* [Document passage]:
I was torn during the interview process, after my initial phone interview they were already making exceptions for me (they don't allow animals, but Posey and I are a packaged deal) and the timeline for the on-campus interview fit my schedule perfectly. I thought God was practically pushing me through this open door, however, He then began giving me more opportunities to grow as a person and a Christian here in Dallas. Yes, I could find more friends and a new church in my new town, but it wouldn't be the same. I believe The Clash said it the best, "should I stay or should I go now?".

This weekend helped me solidify the choice I made. I had the most amazing time at Cowboys dancing with new and old friends and then participated in a crazy 5k that I will be talking about for weeks. I also learned that God does not make choices easy. I had to carefully weigh the options in front of me and make a decision where my life would go, but most importantly I had to stop thinking and simply listen to Him. I am here to serve Him, not to make money or build my resume but to reach out and impact others with the skills and talents He has blessed me with. I have no idea what He has planned for me, but I know it is going to be pretty great. He has placed certain desires in my heart and is guiding my feet where He needs me to be. I am His child and He has the best in mind for me, I just have to trust Him and His timing.

* [Assignment 1]:
Summarize the passage in two sentences.
* [Assignment 2]:
Rewrite the stretch of the passage from "This weekend helped" through "and His timing.", switching "weekend" to "week".

* [Records supplied]:

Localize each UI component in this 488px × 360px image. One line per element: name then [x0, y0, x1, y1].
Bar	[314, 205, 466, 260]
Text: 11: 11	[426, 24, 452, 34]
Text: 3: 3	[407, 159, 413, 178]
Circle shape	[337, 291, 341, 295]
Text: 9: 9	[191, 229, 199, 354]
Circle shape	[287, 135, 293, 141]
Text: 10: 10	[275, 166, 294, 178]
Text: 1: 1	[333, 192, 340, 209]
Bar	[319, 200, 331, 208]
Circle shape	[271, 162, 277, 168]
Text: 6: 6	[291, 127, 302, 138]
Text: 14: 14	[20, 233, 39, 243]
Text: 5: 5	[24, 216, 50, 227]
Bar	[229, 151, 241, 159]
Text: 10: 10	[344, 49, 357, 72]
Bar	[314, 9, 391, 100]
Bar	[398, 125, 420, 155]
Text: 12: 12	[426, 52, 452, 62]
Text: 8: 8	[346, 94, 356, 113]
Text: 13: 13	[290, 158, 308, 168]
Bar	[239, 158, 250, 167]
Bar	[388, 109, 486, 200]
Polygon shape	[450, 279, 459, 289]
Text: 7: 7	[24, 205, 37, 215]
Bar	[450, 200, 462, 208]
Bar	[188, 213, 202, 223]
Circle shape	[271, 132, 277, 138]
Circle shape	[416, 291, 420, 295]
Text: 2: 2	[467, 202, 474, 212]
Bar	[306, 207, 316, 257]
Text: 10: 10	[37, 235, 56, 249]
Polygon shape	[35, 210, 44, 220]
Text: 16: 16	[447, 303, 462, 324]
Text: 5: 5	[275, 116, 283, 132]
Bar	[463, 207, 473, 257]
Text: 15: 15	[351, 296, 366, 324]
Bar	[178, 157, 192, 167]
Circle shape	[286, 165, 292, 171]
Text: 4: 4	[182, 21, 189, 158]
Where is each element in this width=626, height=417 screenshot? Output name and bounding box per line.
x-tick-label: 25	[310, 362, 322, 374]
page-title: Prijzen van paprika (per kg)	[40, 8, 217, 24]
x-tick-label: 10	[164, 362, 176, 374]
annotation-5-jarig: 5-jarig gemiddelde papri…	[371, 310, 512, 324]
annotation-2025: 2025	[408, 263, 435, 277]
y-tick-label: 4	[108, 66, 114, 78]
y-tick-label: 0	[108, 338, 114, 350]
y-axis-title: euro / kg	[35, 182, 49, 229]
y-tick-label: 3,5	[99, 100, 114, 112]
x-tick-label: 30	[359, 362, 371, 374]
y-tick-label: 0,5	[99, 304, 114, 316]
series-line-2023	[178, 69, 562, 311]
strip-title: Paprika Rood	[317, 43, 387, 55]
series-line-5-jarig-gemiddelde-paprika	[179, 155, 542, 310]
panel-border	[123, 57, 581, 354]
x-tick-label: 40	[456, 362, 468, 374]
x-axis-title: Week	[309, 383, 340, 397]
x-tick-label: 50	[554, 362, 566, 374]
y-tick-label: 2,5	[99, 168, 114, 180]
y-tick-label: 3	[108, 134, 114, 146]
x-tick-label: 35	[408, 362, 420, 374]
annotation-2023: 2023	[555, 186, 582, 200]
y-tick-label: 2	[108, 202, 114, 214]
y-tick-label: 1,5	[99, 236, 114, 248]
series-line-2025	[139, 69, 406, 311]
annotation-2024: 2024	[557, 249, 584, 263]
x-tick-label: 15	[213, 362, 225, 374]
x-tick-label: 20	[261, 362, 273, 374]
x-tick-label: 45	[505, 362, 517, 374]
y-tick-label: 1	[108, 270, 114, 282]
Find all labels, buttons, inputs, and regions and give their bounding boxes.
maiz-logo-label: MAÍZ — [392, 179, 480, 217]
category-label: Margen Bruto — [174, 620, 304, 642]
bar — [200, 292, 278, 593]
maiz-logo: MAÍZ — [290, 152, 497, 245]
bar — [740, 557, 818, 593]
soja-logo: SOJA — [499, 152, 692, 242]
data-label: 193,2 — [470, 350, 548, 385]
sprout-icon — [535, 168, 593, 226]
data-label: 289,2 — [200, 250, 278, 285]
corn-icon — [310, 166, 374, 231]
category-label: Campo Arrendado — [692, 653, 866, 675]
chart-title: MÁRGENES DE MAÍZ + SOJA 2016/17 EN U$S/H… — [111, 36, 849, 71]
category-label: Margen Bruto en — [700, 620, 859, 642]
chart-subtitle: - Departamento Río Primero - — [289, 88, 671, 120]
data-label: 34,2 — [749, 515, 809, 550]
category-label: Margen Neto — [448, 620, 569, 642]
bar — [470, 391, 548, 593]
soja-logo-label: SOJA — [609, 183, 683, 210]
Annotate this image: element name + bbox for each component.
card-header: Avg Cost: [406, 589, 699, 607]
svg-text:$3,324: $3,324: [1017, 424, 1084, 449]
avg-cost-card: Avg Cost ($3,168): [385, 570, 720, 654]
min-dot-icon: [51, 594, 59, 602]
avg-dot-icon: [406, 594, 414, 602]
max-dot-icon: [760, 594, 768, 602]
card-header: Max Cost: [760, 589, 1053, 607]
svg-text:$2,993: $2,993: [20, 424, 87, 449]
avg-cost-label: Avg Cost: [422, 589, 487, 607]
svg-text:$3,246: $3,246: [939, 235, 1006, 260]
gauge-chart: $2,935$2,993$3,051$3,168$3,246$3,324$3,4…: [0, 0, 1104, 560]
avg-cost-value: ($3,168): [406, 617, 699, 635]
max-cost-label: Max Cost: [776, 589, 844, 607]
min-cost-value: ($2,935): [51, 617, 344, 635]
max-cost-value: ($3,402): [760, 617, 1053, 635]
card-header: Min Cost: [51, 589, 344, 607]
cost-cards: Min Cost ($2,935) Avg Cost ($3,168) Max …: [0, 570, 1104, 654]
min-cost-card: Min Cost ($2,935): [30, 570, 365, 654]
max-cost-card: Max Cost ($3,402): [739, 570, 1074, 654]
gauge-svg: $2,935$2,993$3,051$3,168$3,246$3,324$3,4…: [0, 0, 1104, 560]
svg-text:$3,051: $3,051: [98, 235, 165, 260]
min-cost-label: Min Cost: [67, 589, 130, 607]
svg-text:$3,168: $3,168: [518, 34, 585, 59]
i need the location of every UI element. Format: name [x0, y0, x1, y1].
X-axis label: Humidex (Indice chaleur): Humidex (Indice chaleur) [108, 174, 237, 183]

* [Written answer 1]:
The writer felt torn between an opportunity in a new town, whose interview process had already made exceptions to allow Posey, and new chances to grow as a person and a Christian in Dallas. A weekend of dancing with friends and running a 5k helped solidify the choice, and the writer concluded that deciding meant listening to God and trusting Him and His timing.

* [Written answer 2]:
This week helped me solidify the choice I made. I had the most amazing time at Cowboys dancing with new and old friends and then participated in a crazy 5k that I will be talking about for weeks. I also learned that God does not make choices easy. I had to carefully weigh the options in front of me and make a decision where my life would go, but most importantly I had to stop thinking and simply listen to Him. I am here to serve Him, not to make money or build my resume but to reach out and impact others with the skills and talents He has blessed me with. I have no idea what He has planned for me, but I know it is going to be pretty great. He has placed certain desires in my heart and is guiding my feet where He needs me to be. I am His child and He has the best in mind for me, I just have to trust Him and His timing.